Spatial annotation entries:
----------------

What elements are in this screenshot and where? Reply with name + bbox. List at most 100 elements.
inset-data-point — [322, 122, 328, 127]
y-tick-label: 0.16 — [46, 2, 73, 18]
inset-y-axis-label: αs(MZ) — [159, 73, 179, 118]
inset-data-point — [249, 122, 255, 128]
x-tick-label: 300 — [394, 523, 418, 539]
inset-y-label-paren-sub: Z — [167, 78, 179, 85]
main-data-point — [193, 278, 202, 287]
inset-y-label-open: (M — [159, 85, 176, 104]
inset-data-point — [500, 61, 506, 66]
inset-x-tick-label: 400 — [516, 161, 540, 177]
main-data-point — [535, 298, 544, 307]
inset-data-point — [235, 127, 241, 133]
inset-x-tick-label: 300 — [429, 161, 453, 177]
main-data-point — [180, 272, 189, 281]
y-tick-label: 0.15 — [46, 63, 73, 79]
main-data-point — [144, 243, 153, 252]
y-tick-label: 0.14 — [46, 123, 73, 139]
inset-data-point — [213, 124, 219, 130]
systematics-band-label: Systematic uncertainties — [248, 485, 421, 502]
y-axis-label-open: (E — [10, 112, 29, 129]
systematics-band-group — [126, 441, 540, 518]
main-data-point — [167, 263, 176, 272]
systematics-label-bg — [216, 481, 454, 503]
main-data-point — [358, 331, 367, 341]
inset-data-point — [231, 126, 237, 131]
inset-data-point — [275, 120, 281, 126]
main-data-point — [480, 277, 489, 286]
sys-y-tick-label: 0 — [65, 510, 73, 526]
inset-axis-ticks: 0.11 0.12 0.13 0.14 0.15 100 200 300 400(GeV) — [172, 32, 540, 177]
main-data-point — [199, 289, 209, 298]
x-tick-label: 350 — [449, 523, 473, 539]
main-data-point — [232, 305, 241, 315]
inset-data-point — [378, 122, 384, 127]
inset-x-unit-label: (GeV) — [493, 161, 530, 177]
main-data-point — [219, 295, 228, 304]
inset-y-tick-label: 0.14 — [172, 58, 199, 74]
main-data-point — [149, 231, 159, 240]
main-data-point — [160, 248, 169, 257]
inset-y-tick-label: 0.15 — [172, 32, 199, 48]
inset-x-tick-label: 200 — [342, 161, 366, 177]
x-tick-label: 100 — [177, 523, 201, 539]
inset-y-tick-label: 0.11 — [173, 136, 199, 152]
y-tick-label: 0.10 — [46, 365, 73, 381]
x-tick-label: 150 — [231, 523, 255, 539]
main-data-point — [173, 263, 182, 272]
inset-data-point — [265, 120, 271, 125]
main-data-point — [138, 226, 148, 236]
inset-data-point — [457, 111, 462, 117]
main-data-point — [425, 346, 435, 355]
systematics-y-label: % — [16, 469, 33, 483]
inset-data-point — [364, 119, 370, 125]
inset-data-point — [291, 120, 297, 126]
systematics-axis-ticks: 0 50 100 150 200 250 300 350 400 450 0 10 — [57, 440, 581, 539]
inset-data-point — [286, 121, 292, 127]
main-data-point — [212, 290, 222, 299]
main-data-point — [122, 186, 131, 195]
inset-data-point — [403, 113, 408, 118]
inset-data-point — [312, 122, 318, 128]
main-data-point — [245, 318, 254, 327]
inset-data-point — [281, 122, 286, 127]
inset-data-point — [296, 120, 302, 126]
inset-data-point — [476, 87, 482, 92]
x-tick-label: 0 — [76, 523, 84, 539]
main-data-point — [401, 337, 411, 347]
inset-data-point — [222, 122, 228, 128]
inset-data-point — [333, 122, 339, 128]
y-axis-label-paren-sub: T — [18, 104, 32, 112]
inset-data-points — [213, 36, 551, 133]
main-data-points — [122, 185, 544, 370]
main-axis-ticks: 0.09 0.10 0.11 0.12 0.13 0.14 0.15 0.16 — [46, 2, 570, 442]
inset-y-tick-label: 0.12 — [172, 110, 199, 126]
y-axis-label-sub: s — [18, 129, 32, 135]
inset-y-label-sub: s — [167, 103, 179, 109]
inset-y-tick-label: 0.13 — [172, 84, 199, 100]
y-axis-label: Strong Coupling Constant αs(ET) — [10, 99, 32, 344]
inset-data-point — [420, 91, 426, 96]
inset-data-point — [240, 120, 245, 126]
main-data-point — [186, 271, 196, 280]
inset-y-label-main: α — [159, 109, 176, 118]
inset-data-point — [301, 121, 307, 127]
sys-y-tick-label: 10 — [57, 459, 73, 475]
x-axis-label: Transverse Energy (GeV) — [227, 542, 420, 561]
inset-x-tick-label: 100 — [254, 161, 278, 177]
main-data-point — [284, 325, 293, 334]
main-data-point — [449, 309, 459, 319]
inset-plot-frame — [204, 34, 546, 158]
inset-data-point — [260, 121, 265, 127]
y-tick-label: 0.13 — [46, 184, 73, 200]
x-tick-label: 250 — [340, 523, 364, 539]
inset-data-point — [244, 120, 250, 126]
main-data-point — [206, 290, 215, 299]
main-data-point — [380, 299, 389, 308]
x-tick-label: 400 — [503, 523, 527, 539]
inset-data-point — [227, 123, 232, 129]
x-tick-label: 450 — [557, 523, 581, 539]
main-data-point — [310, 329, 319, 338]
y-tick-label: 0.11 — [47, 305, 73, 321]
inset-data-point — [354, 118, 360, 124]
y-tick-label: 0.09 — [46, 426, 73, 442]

----------------

PROMPT:
Render the listing above as a Markdown table with the columns "Row" and "Line." Cover it from its first line up to and including the line containing "inset-data-point — [235, 127, 241, 133]", and omit any blank lines.

REPLY:
| Row | Line |
|---|---|
| 1 | What elements are in this screenshot and where? Reply with name + bbox. List at most 100 elements. |
| 2 | inset-data-point — [322, 122, 328, 127] |
| 3 | y-tick-label: 0.16 — [46, 2, 73, 18] |
| 4 | inset-y-axis-label: αs(MZ) — [159, 73, 179, 118] |
| 5 | inset-data-point — [249, 122, 255, 128] |
| 6 | x-tick-label: 300 — [394, 523, 418, 539] |
| 7 | inset-y-label-paren-sub: Z — [167, 78, 179, 85] |
| 8 | main-data-point — [193, 278, 202, 287] |
| 9 | inset-y-label-open: (M — [159, 85, 176, 104] |
| 10 | inset-data-point — [500, 61, 506, 66] |
| 11 | inset-x-tick-label: 400 — [516, 161, 540, 177] |
| 12 | main-data-point — [535, 298, 544, 307] |
| 13 | inset-data-point — [235, 127, 241, 133] |